(Part of a data file)

........

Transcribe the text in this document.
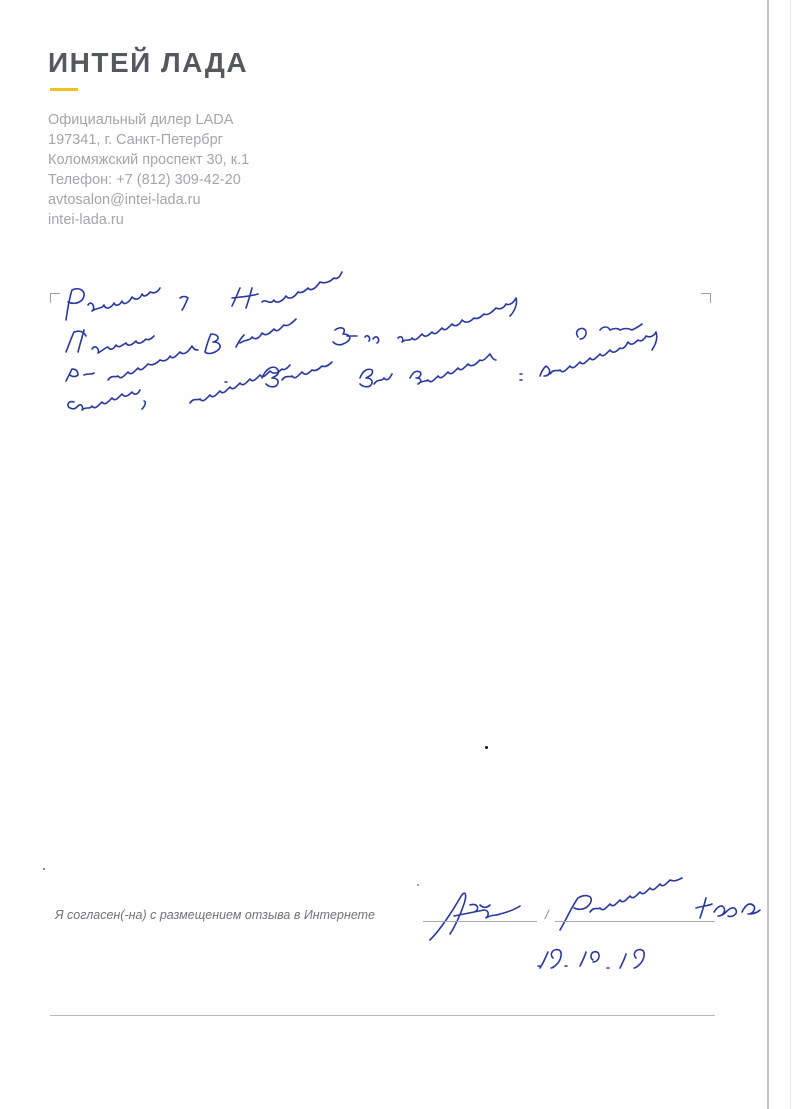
ИНТЕЙ ЛАДА
Официальный дилер LADA
197341, г. Санкт-Петербрг
Коломяжский проспект 30, к.1
Телефон: +7 (812) 309-42-20
avtosalon@intei-lada.ru
intei-lada.ru
Я согласен(-на) с размещением отзыва в Интернете	/
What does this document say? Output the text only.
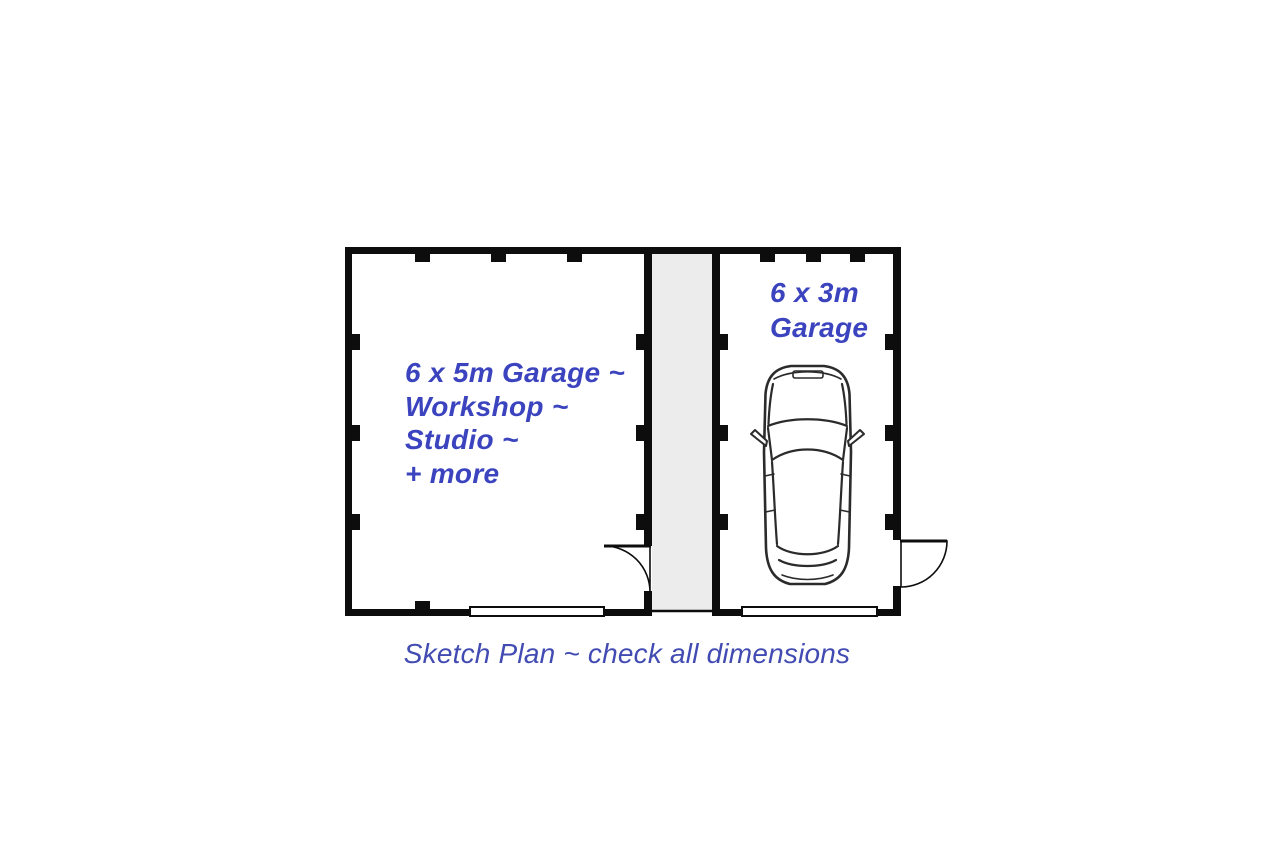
6 x 5m Garage ~
Workshop ~
Studio ~
+ more
6 x 3m
Garage
Sketch Plan ~ check all dimensions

........

**Goal of the exercise:**
Make an exact copy of the lines of the records from the line containing "What does this" through the final line, both ends included, but not of the pictures.

**Solution to the problem:**
What does this document say? Output the text only.
6 x 5m Garage ~
Workshop ~
Studio ~
+ more
6 x 3m
Garage
Sketch Plan ~ check all dimensions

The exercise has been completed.